In the lines below, how many hold the word "ใบกำก"? Answer only with the number.

------ SUPPLIED INFORMATION

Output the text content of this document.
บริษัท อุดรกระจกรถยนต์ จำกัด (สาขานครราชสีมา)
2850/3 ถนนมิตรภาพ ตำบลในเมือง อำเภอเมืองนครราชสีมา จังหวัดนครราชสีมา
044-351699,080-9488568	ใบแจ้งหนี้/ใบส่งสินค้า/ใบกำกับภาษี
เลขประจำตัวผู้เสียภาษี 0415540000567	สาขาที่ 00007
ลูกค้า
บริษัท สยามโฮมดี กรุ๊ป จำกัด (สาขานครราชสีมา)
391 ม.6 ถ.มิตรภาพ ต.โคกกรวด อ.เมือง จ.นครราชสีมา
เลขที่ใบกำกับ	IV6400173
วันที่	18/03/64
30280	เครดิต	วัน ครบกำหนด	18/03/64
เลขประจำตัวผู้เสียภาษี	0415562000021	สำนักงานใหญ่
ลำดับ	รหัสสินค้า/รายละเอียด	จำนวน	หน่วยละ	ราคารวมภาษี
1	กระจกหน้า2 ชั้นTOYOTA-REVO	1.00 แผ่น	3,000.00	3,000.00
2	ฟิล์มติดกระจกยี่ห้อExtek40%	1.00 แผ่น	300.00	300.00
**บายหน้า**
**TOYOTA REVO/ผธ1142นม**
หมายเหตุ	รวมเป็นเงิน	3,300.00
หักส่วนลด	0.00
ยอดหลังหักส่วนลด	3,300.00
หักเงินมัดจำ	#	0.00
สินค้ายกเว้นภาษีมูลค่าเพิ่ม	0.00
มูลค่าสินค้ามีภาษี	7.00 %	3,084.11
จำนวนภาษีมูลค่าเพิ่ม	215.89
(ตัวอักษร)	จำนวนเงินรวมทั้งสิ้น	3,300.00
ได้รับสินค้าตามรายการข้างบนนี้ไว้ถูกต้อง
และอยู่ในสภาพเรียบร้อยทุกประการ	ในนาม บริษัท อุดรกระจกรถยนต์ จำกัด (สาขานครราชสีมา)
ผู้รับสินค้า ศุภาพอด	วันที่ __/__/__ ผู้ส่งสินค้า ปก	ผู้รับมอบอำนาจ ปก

------------

SOLUTION FOR THIS PROBLEM - 2